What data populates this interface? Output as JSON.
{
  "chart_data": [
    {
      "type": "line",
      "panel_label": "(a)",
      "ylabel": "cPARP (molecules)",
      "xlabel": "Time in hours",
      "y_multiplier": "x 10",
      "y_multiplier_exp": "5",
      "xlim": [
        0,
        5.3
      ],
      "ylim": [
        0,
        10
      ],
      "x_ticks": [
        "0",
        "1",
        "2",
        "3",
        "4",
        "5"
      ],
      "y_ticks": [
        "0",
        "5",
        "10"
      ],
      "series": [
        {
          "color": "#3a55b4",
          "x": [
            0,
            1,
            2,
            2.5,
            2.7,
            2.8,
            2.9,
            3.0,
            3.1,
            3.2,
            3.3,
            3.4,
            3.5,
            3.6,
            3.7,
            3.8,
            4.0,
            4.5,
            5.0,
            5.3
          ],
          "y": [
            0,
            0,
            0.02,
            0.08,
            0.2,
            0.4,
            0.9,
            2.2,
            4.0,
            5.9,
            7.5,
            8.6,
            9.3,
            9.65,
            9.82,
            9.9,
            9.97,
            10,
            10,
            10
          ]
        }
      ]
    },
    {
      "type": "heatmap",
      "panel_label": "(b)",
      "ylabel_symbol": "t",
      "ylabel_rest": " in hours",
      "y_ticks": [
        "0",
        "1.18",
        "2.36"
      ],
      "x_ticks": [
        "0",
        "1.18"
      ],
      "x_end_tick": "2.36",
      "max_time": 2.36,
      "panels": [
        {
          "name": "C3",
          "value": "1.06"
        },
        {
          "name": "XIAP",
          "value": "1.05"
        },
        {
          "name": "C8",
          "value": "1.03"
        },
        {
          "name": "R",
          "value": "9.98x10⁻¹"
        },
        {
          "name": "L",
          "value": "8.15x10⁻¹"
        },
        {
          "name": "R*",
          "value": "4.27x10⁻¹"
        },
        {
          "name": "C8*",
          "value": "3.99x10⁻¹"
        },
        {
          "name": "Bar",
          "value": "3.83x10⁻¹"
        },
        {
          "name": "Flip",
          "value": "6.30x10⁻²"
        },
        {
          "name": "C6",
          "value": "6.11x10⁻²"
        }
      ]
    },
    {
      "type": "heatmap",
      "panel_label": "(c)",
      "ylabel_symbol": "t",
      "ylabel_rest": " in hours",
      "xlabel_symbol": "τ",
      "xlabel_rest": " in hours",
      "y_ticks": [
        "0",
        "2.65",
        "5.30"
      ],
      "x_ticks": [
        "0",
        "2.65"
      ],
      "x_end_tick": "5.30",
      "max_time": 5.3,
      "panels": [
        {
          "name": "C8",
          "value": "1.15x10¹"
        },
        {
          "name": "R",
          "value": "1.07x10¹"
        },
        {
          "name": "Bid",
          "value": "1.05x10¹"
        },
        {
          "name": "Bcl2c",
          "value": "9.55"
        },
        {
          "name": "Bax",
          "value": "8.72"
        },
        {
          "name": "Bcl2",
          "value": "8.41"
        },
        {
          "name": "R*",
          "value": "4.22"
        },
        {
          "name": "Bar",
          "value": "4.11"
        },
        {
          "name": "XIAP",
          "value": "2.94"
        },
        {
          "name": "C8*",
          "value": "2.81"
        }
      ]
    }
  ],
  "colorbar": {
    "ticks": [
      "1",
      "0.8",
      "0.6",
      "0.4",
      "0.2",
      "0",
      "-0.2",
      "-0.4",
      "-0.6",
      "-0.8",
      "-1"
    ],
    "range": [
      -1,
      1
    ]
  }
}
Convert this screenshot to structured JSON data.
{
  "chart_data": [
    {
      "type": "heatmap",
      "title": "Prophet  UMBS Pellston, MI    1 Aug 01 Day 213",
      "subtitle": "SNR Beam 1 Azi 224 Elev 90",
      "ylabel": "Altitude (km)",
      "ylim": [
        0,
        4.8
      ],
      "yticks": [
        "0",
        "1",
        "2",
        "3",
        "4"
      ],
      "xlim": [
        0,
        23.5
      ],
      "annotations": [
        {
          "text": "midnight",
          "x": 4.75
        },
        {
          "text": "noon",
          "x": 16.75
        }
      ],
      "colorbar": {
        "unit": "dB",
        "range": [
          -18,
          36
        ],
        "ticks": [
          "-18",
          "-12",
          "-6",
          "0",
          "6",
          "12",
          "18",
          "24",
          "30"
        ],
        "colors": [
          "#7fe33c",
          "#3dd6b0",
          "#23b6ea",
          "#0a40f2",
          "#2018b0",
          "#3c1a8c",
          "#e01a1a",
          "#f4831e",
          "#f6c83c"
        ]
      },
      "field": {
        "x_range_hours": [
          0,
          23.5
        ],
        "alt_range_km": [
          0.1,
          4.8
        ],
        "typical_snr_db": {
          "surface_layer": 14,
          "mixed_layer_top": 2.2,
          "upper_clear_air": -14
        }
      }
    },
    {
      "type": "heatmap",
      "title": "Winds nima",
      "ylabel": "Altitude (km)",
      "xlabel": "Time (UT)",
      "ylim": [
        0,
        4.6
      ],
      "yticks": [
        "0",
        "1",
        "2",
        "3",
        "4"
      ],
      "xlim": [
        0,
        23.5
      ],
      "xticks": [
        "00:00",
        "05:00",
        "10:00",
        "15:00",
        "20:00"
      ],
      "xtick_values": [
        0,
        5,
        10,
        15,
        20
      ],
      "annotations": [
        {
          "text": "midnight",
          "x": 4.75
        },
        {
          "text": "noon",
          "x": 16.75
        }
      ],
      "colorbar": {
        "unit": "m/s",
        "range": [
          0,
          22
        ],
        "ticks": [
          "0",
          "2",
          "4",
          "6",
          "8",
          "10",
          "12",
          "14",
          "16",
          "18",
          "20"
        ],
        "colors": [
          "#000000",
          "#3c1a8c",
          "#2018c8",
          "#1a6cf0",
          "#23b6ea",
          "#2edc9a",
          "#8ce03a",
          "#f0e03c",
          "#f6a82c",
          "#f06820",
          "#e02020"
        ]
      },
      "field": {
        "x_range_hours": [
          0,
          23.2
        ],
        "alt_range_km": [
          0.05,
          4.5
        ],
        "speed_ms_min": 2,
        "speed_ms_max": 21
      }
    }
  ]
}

EXERCISE INSTRUCTIONS
Reproduce the listing above verbatim, from first line to last.

FINAL RESULT
What data populates this interface? Output as JSON.
{
  "chart_data": [
    {
      "type": "line",
      "panel_label": "(a)",
      "ylabel": "cPARP (molecules)",
      "xlabel": "Time in hours",
      "y_multiplier": "x 10",
      "y_multiplier_exp": "5",
      "xlim": [
        0,
        5.3
      ],
      "ylim": [
        0,
        10
      ],
      "x_ticks": [
        "0",
        "1",
        "2",
        "3",
        "4",
        "5"
      ],
      "y_ticks": [
        "0",
        "5",
        "10"
      ],
      "series": [
        {
          "color": "#3a55b4",
          "x": [
            0,
            1,
            2,
            2.5,
            2.7,
            2.8,
            2.9,
            3.0,
            3.1,
            3.2,
            3.3,
            3.4,
            3.5,
            3.6,
            3.7,
            3.8,
            4.0,
            4.5,
            5.0,
            5.3
          ],
          "y": [
            0,
            0,
            0.02,
            0.08,
            0.2,
            0.4,
            0.9,
            2.2,
            4.0,
            5.9,
            7.5,
            8.6,
            9.3,
            9.65,
            9.82,
            9.9,
            9.97,
            10,
            10,
            10
          ]
        }
      ]
    },
    {
      "type": "heatmap",
      "panel_label": "(b)",
      "ylabel_symbol": "t",
      "ylabel_rest": " in hours",
      "y_ticks": [
        "0",
        "1.18",
        "2.36"
      ],
      "x_ticks": [
        "0",
        "1.18"
      ],
      "x_end_tick": "2.36",
      "max_time": 2.36,
      "panels": [
        {
          "name": "C3",
          "value": "1.06"
        },
        {
          "name": "XIAP",
          "value": "1.05"
        },
        {
          "name": "C8",
          "value": "1.03"
        },
        {
          "name": "R",
          "value": "9.98x10⁻¹"
        },
        {
          "name": "L",
          "value": "8.15x10⁻¹"
        },
        {
          "name": "R*",
          "value": "4.27x10⁻¹"
        },
        {
          "name": "C8*",
          "value": "3.99x10⁻¹"
        },
        {
          "name": "Bar",
          "value": "3.83x10⁻¹"
        },
        {
          "name": "Flip",
          "value": "6.30x10⁻²"
        },
        {
          "name": "C6",
          "value": "6.11x10⁻²"
        }
      ]
    },
    {
      "type": "heatmap",
      "panel_label": "(c)",
      "ylabel_symbol": "t",
      "ylabel_rest": " in hours",
      "xlabel_symbol": "τ",
      "xlabel_rest": " in hours",
      "y_ticks": [
        "0",
        "2.65",
        "5.30"
      ],
      "x_ticks": [
        "0",
        "2.65"
      ],
      "x_end_tick": "5.30",
      "max_time": 5.3,
      "panels": [
        {
          "name": "C8",
          "value": "1.15x10¹"
        },
        {
          "name": "R",
          "value": "1.07x10¹"
        },
        {
          "name": "Bid",
          "value": "1.05x10¹"
        },
        {
          "name": "Bcl2c",
          "value": "9.55"
        },
        {
          "name": "Bax",
          "value": "8.72"
        },
        {
          "name": "Bcl2",
          "value": "8.41"
        },
        {
          "name": "R*",
          "value": "4.22"
        },
        {
          "name": "Bar",
          "value": "4.11"
        },
        {
          "name": "XIAP",
          "value": "2.94"
        },
        {
          "name": "C8*",
          "value": "2.81"
        }
      ]
    }
  ],
  "colorbar": {
    "ticks": [
      "1",
      "0.8",
      "0.6",
      "0.4",
      "0.2",
      "0",
      "-0.2",
      "-0.4",
      "-0.6",
      "-0.8",
      "-1"
    ],
    "range": [
      -1,
      1
    ]
  }
}
Convert this screenshot to structured JSON data.
{
  "chart_data": [
    {
      "type": "heatmap",
      "title": "Prophet  UMBS Pellston, MI    1 Aug 01 Day 213",
      "subtitle": "SNR Beam 1 Azi 224 Elev 90",
      "ylabel": "Altitude (km)",
      "ylim": [
        0,
        4.8
      ],
      "yticks": [
        "0",
        "1",
        "2",
        "3",
        "4"
      ],
      "xlim": [
        0,
        23.5
      ],
      "annotations": [
        {
          "text": "midnight",
          "x": 4.75
        },
        {
          "text": "noon",
          "x": 16.75
        }
      ],
      "colorbar": {
        "unit": "dB",
        "range": [
          -18,
          36
        ],
        "ticks": [
          "-18",
          "-12",
          "-6",
          "0",
          "6",
          "12",
          "18",
          "24",
          "30"
        ],
        "colors": [
          "#7fe33c",
          "#3dd6b0",
          "#23b6ea",
          "#0a40f2",
          "#2018b0",
          "#3c1a8c",
          "#e01a1a",
          "#f4831e",
          "#f6c83c"
        ]
      },
      "field": {
        "x_range_hours": [
          0,
          23.5
        ],
        "alt_range_km": [
          0.1,
          4.8
        ],
        "typical_snr_db": {
          "surface_layer": 14,
          "mixed_layer_top": 2.2,
          "upper_clear_air": -14
        }
      }
    },
    {
      "type": "heatmap",
      "title": "Winds nima",
      "ylabel": "Altitude (km)",
      "xlabel": "Time (UT)",
      "ylim": [
        0,
        4.6
      ],
      "yticks": [
        "0",
        "1",
        "2",
        "3",
        "4"
      ],
      "xlim": [
        0,
        23.5
      ],
      "xticks": [
        "00:00",
        "05:00",
        "10:00",
        "15:00",
        "20:00"
      ],
      "xtick_values": [
        0,
        5,
        10,
        15,
        20
      ],
      "annotations": [
        {
          "text": "midnight",
          "x": 4.75
        },
        {
          "text": "noon",
          "x": 16.75
        }
      ],
      "colorbar": {
        "unit": "m/s",
        "range": [
          0,
          22
        ],
        "ticks": [
          "0",
          "2",
          "4",
          "6",
          "8",
          "10",
          "12",
          "14",
          "16",
          "18",
          "20"
        ],
        "colors": [
          "#000000",
          "#3c1a8c",
          "#2018c8",
          "#1a6cf0",
          "#23b6ea",
          "#2edc9a",
          "#8ce03a",
          "#f0e03c",
          "#f6a82c",
          "#f06820",
          "#e02020"
        ]
      },
      "field": {
        "x_range_hours": [
          0,
          23.2
        ],
        "alt_range_km": [
          0.05,
          4.5
        ],
        "speed_ms_min": 2,
        "speed_ms_max": 21
      }
    }
  ]
}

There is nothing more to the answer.